» **PROBLEMS TO WORK ON**
a) Put this sentence from the patent claim review into Spanish: "The virtual deployment limitation of Claim 20 is supported by ¶[0016]–¶[0017]."
b) According to the patent claim review, which claim gives the strongest §101 defense?
c) Repeat the passage of the patent claim review between "Claim 32 introduces" and "in the spec.", inclusive.

» **EXTRACT**
━━━━━━━━

The independent claim limitations map well to the specification. FIG. 1 and ¶[0028]–¶[0032] directly support the sequential method steps of Claim 13. The "first software identifier" limitation in all three independent claims is supported by ¶[0031], while the "setpoint value" and "actual value" comparison steps are illustrated in FIGS. 2–4 and described in ¶[0033]–¶[0035]. The virtual deployment limitation of Claim 20 is supported by ¶[0016]–¶[0017].
All three independent claims (13, 23, 32) use "comprising" or its functional equivalent, preserving open-ended scope — a correct strategic choice for software and system claims in this technology domain. Claim 23's CRM uses "configured to" for each step, which is appropriate for the claim type and avoids unintentional narrowing. No missed opportunities to use "comprising" in place of more restrictive transitions were identified.
Claim 32 introduces an "engine control unit or vehicle sensor" configured to "provide an actual value" — this functional recitation of the ECU/sensor component without detailed structural definition for how it interfaces with the controller creates a modest §112(f) exposure if the claim is interpreted as a functional claim element. While "means for" language is absent, the controller in Claim 32 is defined almost entirely by its functional steps, and an examiner may apply §112(f) analysis if the structural embodiment is deemed insufficiently described in the spec.
Claims 13 and 23 face meaningful Alice/Mayo exposure because they recite a sequence of data-processing steps (receiving, specifying, determining, testing, providing) without tying the method to any unconventional hardware arrangement — the independent method claim's "technical effect" (improved assignment accuracy) is an abstract idea implemented on generic computing hardware. Claim 32 provides the strongest §101 defense by reciting specific hardware (database, controller, ECU/vehicle sensor), though the hardware elements are defined in generic terms. A stronger filing would have included in Claim 13 at least one recitation of the specific computational architecture (e.g., the database structure or relationship-knowledge engine) to bolster the hardware tie-in.
The dependent claim strategy is substantially weakened by the mechanical mirroring of Claims 14–22 (method) onto Claims 24–31 (CRM), with virtually identical language — this bloats the claim count without adding genuinely distinct fallback positions. Claims 18 and 19 (error-termination and single-identifier-success paths) add the most meaningful procedural fallback. Claims 20 and 21 (virtual deployment + Boolean logic) add genuinely novel technical limitations not found elsewhere. By contrast, Claims 14 and 24 (calibration/coding data) add only a trivial data-type refinement that a competitor could easily design around.

━━━━━━━━

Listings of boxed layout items
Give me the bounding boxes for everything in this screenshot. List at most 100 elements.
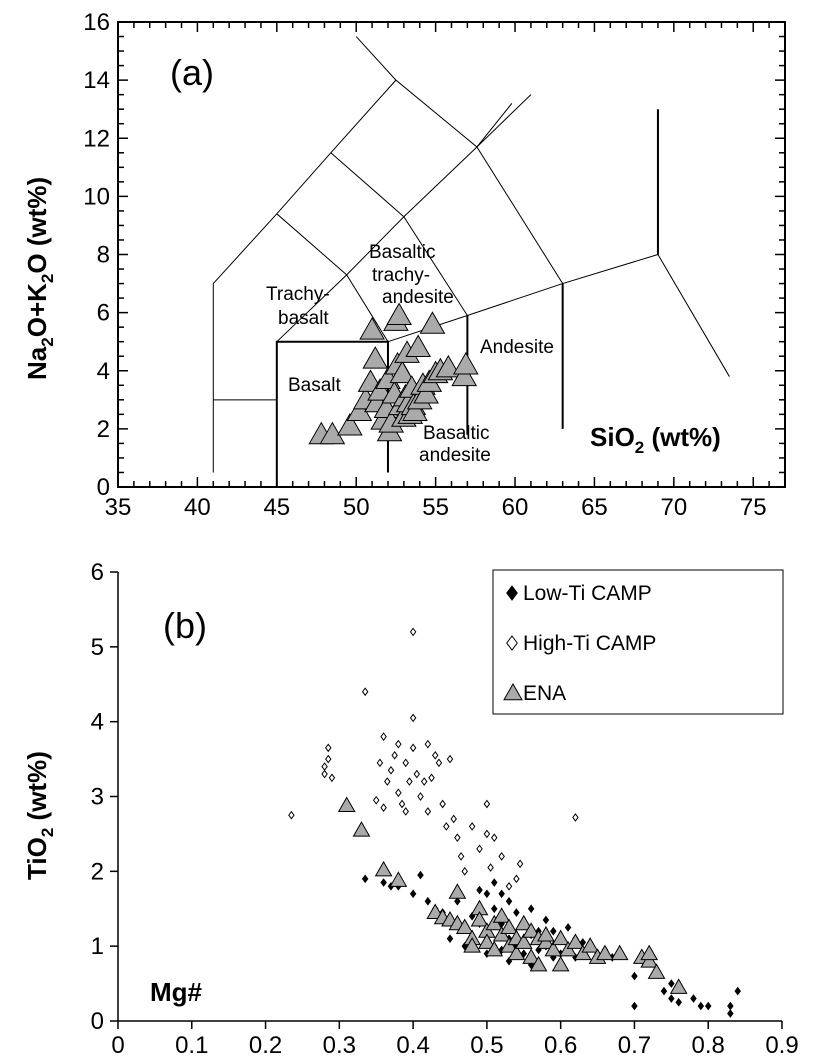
high-ti-camp-point [505, 881, 513, 891]
y-tick-label: 0 [91, 1008, 104, 1035]
tas-axes: 35 40 45 50 55 60 65 70 75 0 2 4 6 8 10 12 14 16 [83, 9, 786, 521]
legend-entry-label: Low-Ti CAMP [523, 582, 652, 605]
tas-plot-frame [117, 21, 786, 488]
low-ti-camp-point [446, 934, 454, 944]
x-tick-label: 65 [581, 494, 608, 521]
low-ti-camp-point [454, 896, 461, 906]
high-ti-camp-point [498, 852, 505, 861]
tas-field-boundaries [212, 36, 730, 487]
low-ti-camp-point [697, 1001, 705, 1011]
y-tick-label: 8 [97, 242, 110, 269]
ena-point [485, 940, 504, 957]
high-ti-camp-point [321, 762, 328, 771]
ena-point [352, 821, 371, 837]
field-label-ba-1: Basaltic [423, 423, 490, 444]
x-tick-label: 0.5 [470, 1032, 503, 1056]
high-ti-camp-point [325, 754, 332, 764]
high-ti-camp-point [487, 863, 494, 872]
low-ti-camp-point [417, 870, 424, 880]
y-tick-label: 16 [83, 9, 110, 36]
high-ti-camp-point [372, 795, 380, 805]
legend-entry-label: High-Ti CAMP [523, 632, 656, 655]
high-ti-camp-point [328, 773, 336, 783]
ena-point [669, 978, 688, 994]
ena-point [470, 910, 489, 927]
high-ti-camp-point [483, 799, 491, 809]
low-ti-camp-point [409, 889, 417, 899]
high-ti-camp-point [321, 769, 328, 779]
x-tick-label: 0.8 [692, 1032, 725, 1056]
field-boundary [276, 213, 348, 276]
ena-point [386, 302, 412, 326]
low-ti-camp-point [380, 878, 387, 887]
low-ti-camp-point [542, 915, 550, 925]
high-ti-camp-point [450, 814, 457, 824]
high-ti-camp-point [380, 803, 387, 813]
ena-point [455, 918, 474, 934]
high-ti-camp-point [454, 833, 461, 842]
high-ti-camp-point [435, 758, 443, 768]
high-ti-camp-point [417, 792, 424, 801]
high-ti-camp-point [428, 773, 435, 783]
high-ti-camp-point [409, 743, 417, 753]
high-ti-camp-point [483, 829, 491, 839]
x-tick-label: 50 [343, 494, 370, 521]
field-label-trachybasalt-2: basalt [278, 308, 329, 329]
y-tick-label: 2 [97, 416, 110, 443]
ena-point [405, 334, 432, 357]
ena-point [452, 351, 479, 375]
low-ti-camp-point [727, 1001, 734, 1011]
y-tick-label: 5 [91, 634, 104, 661]
low-ti-camp-point [675, 997, 682, 1007]
legend-ena-marker [503, 682, 523, 701]
high-ti-camp-point [395, 788, 402, 798]
low-ti-camp-point [631, 1001, 638, 1011]
low-ti-camp-point [491, 904, 498, 914]
tas-panel: 35 40 45 50 55 60 65 70 75 0 2 4 6 8 10 12 14 16 (a) Trac… [22, 9, 786, 521]
low-ti-camp-point [476, 885, 483, 895]
high-ti-camp-point [384, 777, 391, 786]
x-tick-label: 0.2 [249, 1032, 282, 1056]
y-tick-label: 3 [91, 784, 104, 811]
low-ti-camp-point [631, 971, 638, 981]
ena-point [551, 929, 570, 946]
x-tick-label: 55 [422, 494, 449, 521]
tas-y-axis-title: Na2O+K2O (wt%) [22, 177, 57, 380]
low-ti-camp-point [527, 904, 535, 914]
high-ti-camp-point [387, 765, 395, 775]
low-ti-camp-point [704, 1001, 712, 1011]
field-label-basalt: Basalt [288, 375, 342, 396]
low-ti-camp-point [690, 994, 697, 1003]
ena-point [337, 412, 363, 436]
ena-point [359, 317, 385, 340]
ena-point [581, 937, 600, 953]
x-tick-label: 0.3 [323, 1032, 356, 1056]
tio2-x-axis-title: Mg# [150, 977, 203, 1007]
high-ti-camp-point [398, 799, 406, 809]
tio2-y-axis-title: TiO2 (wt%) [22, 751, 57, 880]
ena-point [507, 944, 526, 961]
y-tick-label: 1 [91, 933, 104, 960]
ena-point [551, 955, 570, 972]
ena-point [435, 354, 462, 378]
x-tick-label: 0.6 [544, 1032, 577, 1056]
high-ti-camp-point [409, 627, 417, 637]
high-ti-camp-point [468, 822, 476, 831]
ena-point [413, 380, 439, 404]
low-ti-camp-point [513, 908, 520, 917]
x-tick-label: 40 [184, 494, 211, 521]
ena-point [647, 963, 666, 979]
ena-point [640, 944, 659, 961]
low-ti-camp-point [668, 994, 675, 1003]
high-ti-camp-point [420, 777, 428, 786]
field-boundary [330, 152, 405, 218]
legend: Low-Ti CAMP High-Ti CAMP ENA [492, 569, 784, 715]
field-label-bta-2: trachy- [372, 265, 430, 286]
high-ti-camp-point [376, 758, 384, 768]
ena-point [522, 948, 541, 964]
low-ti-camp-point [660, 986, 668, 996]
y-tick-label: 6 [97, 300, 110, 327]
y-tick-label: 14 [83, 67, 110, 94]
x-tick-label: 60 [502, 494, 529, 521]
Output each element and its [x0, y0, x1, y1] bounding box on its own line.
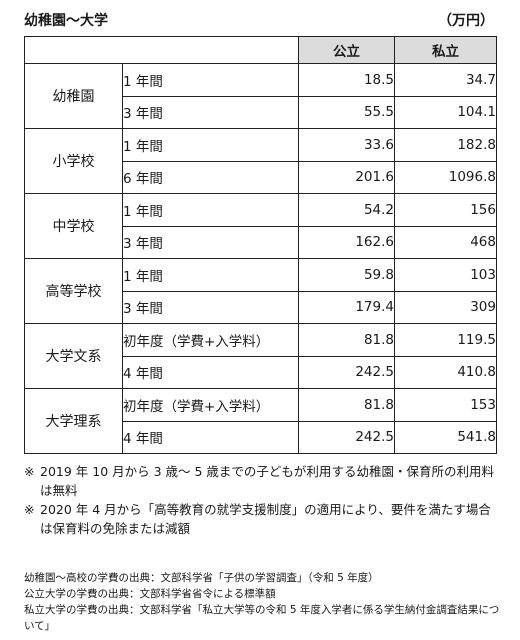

━━━━━━━━

» **TASK-BY-TASK SOLUTIONS**
a) La limitación de despliegue virtual de la reivindicación 20 está respaldada por ¶[0016]–¶[0017].

b) Claim 32, because it recites specific hardware (database, controller, ECU/vehicle sensor).

c)
Claim 32 introduces an "engine control unit or vehicle sensor" configured to "provide an actual value" — this functional recitation of the ECU/sensor component without detailed structural definition for how it interfaces with the controller creates a modest §112(f) exposure if the claim is interpreted as a functional claim element. While "means for" language is absent, the controller in Claim 32 is defined almost entirely by its functional steps, and an examiner may apply §112(f) analysis if the structural embodiment is deemed insufficiently described in the spec.